[Raw records]
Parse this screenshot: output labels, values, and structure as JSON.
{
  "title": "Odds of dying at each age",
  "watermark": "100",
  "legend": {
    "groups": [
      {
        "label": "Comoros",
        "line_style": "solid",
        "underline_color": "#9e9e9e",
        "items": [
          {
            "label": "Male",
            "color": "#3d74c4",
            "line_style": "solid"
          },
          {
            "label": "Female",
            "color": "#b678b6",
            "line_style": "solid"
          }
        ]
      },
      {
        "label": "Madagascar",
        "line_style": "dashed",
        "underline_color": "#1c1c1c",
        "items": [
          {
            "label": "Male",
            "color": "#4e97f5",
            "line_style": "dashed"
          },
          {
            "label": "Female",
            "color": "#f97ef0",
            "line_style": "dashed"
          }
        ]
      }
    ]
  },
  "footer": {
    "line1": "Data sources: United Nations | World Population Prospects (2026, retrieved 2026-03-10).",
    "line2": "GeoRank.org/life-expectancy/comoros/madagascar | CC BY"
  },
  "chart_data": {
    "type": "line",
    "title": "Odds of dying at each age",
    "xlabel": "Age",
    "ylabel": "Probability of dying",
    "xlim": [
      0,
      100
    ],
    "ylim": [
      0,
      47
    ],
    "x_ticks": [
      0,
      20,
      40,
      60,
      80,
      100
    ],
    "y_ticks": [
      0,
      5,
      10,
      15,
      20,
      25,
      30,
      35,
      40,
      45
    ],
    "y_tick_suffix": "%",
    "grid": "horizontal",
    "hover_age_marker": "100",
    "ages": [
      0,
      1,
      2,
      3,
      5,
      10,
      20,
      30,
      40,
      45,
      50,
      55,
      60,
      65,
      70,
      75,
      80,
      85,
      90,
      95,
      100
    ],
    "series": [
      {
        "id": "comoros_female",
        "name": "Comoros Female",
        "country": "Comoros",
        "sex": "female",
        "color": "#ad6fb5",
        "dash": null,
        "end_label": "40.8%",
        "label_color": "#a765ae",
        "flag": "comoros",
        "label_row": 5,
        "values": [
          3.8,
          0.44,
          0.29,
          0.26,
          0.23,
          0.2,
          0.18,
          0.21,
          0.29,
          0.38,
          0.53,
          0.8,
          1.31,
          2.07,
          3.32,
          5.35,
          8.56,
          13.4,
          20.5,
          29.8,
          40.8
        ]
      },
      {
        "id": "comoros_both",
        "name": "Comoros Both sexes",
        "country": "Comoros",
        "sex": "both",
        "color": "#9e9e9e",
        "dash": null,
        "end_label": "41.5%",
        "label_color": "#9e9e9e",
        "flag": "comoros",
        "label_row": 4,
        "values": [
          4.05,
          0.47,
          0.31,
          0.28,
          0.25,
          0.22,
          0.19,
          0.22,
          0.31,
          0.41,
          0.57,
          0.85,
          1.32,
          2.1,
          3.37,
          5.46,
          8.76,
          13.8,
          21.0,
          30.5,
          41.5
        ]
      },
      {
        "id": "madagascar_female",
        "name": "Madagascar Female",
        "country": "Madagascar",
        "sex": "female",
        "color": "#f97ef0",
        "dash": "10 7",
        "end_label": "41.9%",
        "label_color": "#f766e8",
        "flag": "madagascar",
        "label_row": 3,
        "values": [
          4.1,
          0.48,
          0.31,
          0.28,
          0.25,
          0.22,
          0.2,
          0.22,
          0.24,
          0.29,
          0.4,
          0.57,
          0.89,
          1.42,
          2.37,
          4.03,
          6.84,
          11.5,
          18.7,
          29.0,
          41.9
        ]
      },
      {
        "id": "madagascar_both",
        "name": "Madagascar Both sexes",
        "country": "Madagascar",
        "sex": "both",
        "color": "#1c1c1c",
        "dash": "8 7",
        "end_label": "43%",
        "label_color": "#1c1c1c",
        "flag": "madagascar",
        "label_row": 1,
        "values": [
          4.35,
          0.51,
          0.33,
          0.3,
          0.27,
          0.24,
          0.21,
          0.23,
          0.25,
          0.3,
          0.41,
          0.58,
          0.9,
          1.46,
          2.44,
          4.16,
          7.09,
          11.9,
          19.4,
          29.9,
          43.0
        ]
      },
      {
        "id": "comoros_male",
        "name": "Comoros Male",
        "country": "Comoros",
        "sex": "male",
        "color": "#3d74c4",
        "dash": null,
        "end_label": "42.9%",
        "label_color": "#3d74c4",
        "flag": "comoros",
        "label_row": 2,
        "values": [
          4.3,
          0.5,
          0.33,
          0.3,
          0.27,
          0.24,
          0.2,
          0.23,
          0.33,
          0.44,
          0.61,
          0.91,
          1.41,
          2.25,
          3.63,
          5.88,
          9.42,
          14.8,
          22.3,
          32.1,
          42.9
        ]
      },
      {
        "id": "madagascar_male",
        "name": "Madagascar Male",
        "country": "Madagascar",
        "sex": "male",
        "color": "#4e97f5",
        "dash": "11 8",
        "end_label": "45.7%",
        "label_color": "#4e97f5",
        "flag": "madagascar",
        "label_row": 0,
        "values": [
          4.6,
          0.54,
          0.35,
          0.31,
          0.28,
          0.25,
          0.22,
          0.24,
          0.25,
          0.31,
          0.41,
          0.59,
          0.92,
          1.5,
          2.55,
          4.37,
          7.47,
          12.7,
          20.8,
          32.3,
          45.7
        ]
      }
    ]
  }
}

● **What the exercise asks**
Lines that include the word "sexes" are to be extracted from the data above.

● **Response below**
        "name": "Comoros Both sexes",
        "name": "Madagascar Both sexes",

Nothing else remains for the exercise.